THE PROBLEM. Identify each line containing the word "FIRENZE" and copy it.

═══

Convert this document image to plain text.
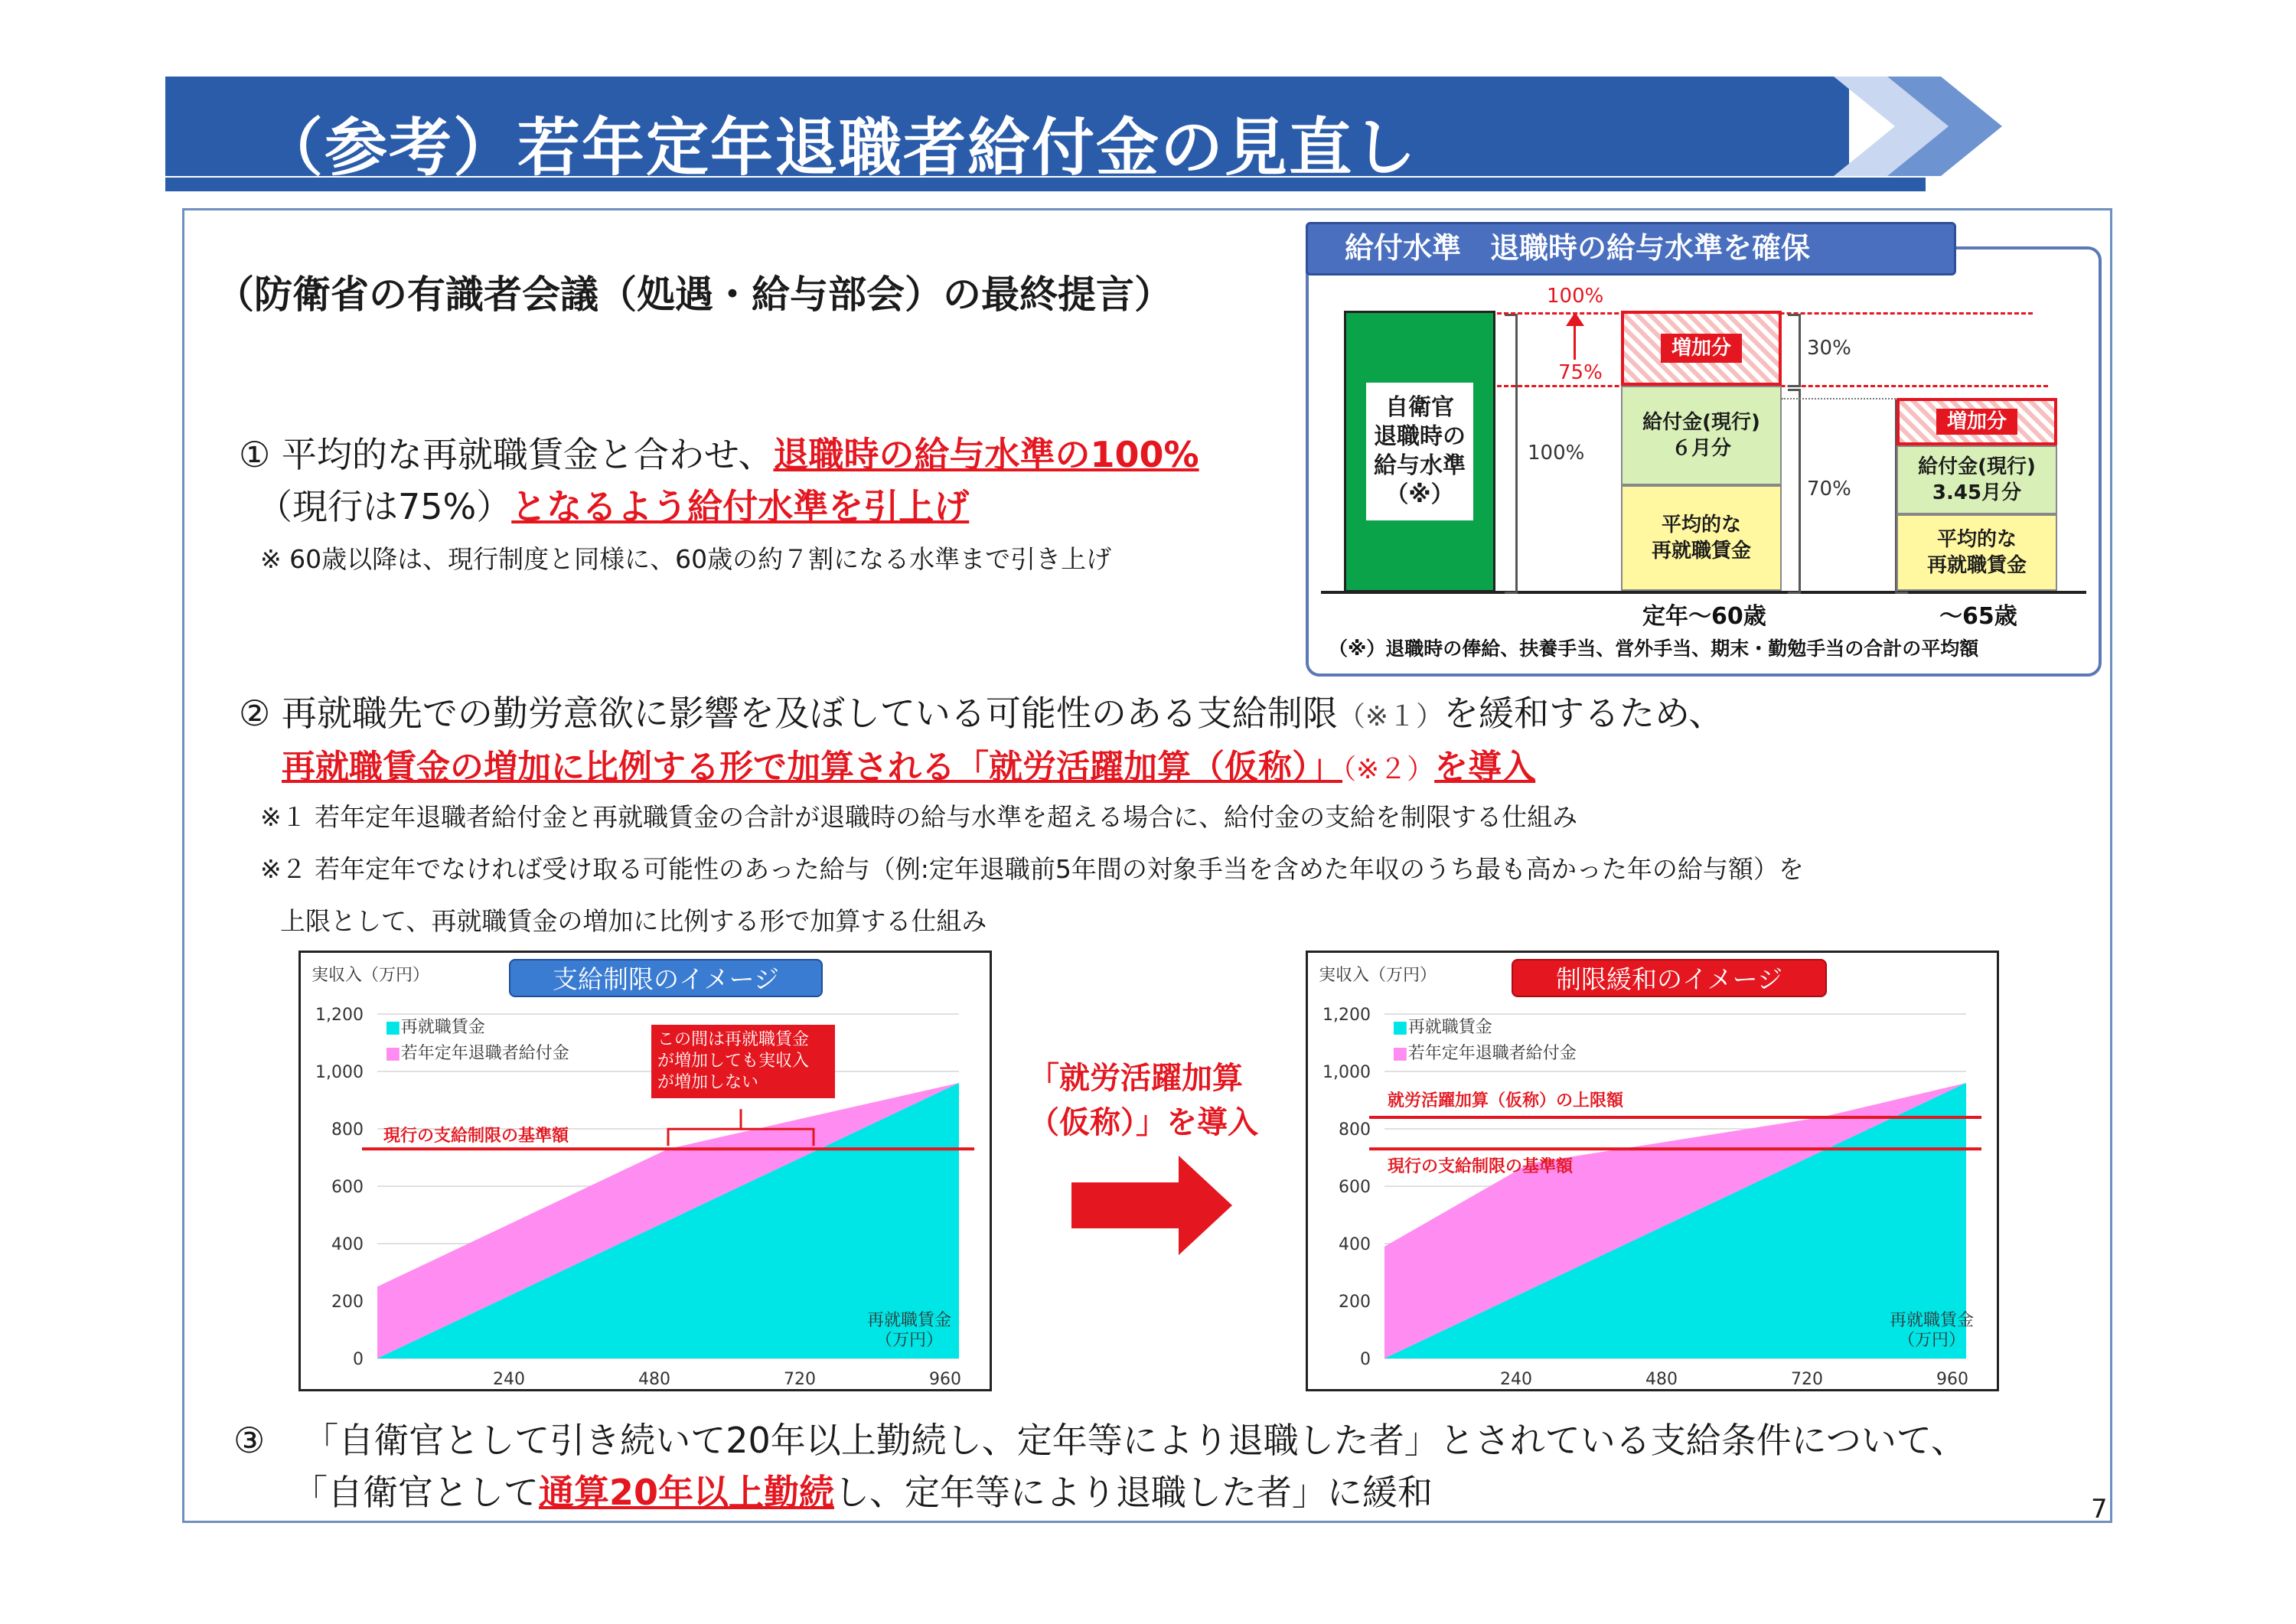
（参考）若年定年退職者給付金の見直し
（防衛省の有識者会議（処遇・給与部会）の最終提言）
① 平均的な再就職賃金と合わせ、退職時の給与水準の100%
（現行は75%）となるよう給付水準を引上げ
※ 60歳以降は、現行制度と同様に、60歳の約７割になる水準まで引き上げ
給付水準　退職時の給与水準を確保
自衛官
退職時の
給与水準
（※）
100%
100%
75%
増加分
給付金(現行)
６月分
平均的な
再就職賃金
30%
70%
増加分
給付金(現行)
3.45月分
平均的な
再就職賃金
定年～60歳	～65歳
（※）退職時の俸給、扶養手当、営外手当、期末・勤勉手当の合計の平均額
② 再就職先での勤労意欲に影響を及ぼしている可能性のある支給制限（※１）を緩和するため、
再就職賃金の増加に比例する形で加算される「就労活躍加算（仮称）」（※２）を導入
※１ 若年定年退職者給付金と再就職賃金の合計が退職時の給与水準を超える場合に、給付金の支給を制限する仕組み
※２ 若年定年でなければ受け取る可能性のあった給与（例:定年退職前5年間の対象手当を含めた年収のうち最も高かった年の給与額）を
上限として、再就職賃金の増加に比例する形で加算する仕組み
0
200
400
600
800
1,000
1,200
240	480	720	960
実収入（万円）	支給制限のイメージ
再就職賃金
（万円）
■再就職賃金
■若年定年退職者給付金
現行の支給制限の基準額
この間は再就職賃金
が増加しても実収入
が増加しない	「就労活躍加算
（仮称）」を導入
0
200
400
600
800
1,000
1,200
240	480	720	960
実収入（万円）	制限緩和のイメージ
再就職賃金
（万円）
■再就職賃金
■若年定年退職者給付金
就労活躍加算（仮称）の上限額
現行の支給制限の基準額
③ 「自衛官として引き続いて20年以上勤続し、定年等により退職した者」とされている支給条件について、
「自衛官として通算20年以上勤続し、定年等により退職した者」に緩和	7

═══

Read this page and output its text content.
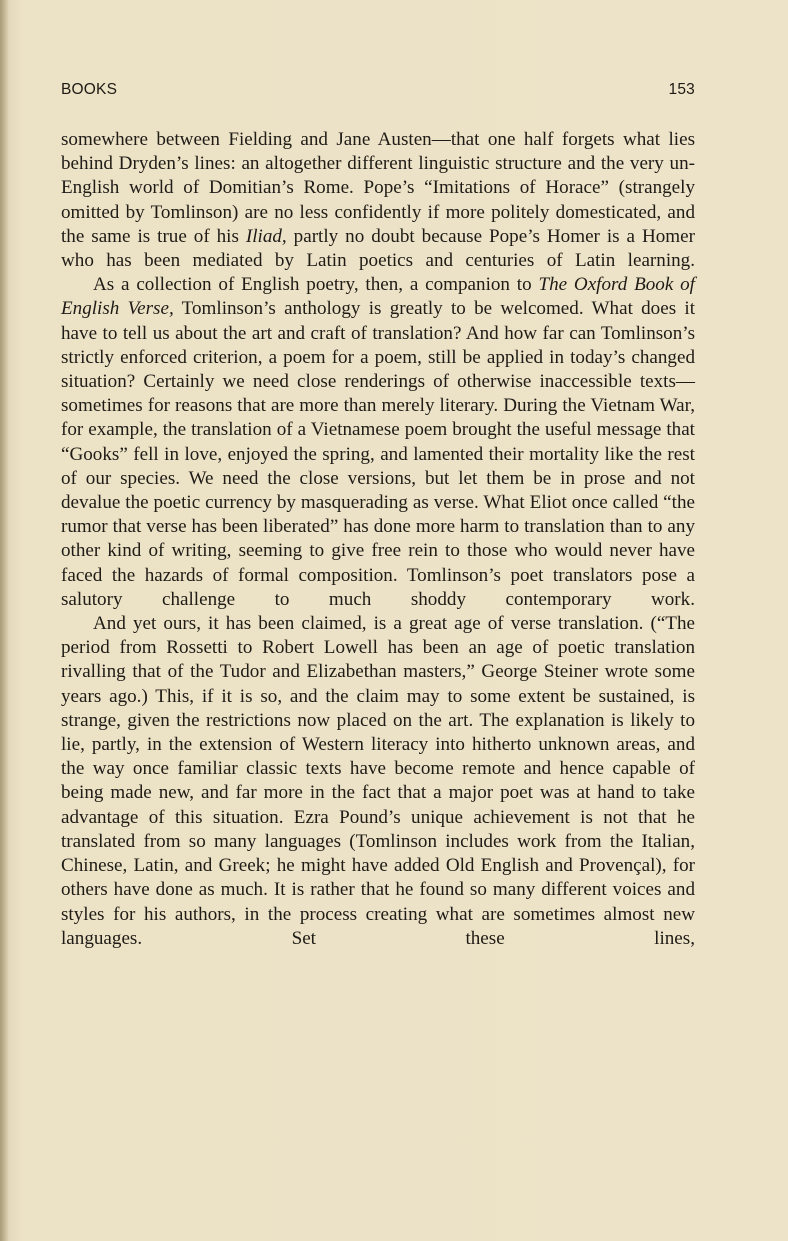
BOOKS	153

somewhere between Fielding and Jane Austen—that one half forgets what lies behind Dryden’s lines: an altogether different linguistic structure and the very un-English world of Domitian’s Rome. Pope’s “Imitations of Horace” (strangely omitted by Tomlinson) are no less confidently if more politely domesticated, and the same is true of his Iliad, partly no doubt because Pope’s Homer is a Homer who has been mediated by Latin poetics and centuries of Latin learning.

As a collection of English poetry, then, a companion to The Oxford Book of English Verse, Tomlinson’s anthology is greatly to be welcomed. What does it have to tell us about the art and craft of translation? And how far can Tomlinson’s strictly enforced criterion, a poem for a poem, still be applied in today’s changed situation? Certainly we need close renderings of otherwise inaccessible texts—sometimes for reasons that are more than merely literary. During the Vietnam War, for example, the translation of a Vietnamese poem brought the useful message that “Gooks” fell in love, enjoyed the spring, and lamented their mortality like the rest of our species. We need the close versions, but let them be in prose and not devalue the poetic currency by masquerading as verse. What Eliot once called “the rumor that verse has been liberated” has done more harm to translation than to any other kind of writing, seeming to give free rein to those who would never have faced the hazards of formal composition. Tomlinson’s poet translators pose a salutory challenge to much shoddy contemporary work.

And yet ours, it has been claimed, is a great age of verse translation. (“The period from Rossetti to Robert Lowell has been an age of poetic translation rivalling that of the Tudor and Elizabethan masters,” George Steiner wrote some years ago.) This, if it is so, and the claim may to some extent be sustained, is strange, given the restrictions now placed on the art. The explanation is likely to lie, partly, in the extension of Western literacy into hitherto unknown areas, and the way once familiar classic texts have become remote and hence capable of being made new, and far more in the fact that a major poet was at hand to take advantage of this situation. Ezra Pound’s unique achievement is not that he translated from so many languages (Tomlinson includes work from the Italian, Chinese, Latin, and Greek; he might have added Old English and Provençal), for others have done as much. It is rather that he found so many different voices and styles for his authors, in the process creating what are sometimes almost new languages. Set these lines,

═══

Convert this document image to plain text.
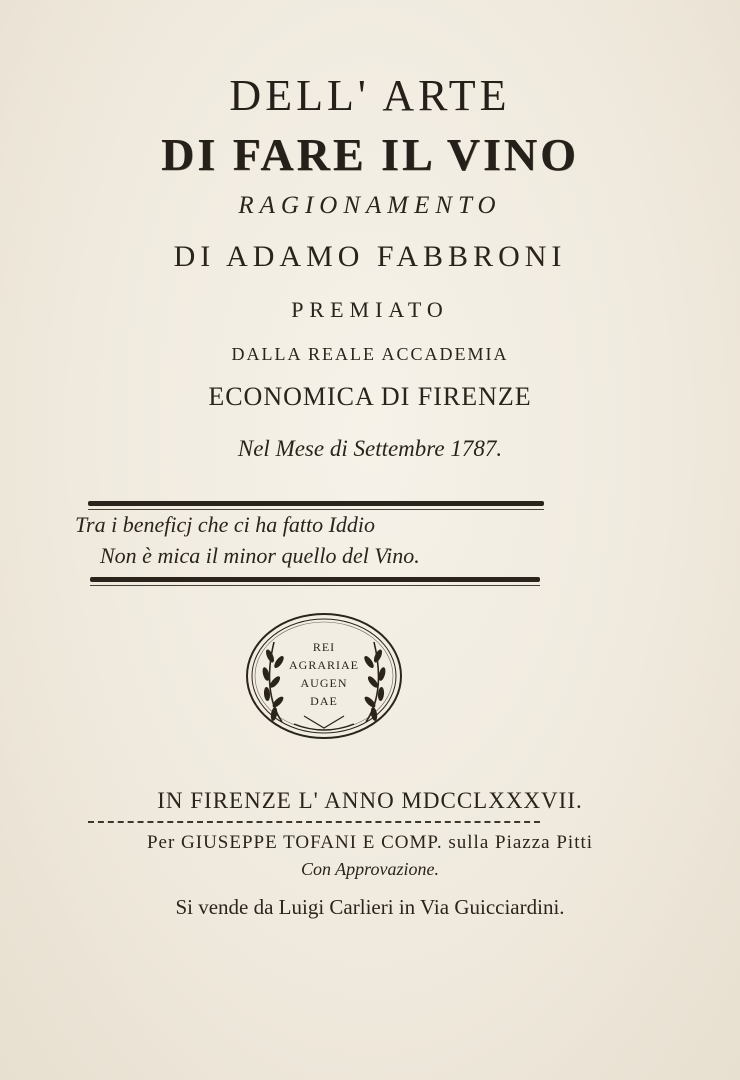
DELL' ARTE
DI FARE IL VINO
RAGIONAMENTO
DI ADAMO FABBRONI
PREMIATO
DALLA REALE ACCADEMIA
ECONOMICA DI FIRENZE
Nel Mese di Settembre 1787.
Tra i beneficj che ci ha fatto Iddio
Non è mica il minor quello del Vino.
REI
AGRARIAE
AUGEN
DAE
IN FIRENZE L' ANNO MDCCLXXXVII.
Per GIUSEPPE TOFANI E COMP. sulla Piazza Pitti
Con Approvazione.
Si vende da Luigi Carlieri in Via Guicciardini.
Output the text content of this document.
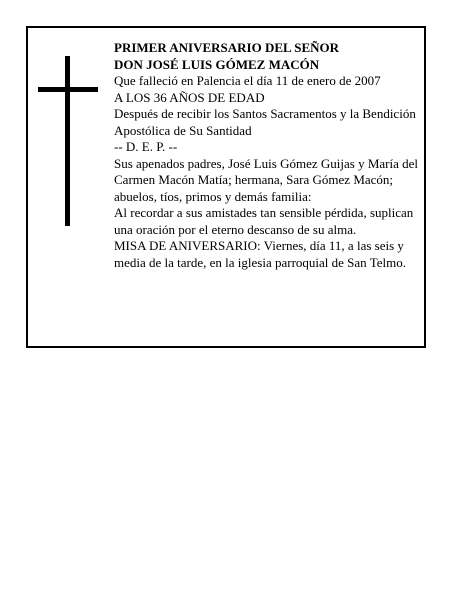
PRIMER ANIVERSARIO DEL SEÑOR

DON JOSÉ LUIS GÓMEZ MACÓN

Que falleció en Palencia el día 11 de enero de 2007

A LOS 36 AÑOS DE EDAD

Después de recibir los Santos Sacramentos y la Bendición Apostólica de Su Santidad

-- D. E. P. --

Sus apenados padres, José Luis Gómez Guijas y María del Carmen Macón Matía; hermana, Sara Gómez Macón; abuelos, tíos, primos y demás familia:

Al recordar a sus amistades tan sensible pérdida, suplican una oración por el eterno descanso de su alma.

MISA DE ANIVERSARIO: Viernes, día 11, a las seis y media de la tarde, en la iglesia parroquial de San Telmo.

═══

EXERCISE RESPONSE.
ECONOMICA DI FIRENZE
IN FIRENZE L' ANNO MDCCLXXXVII.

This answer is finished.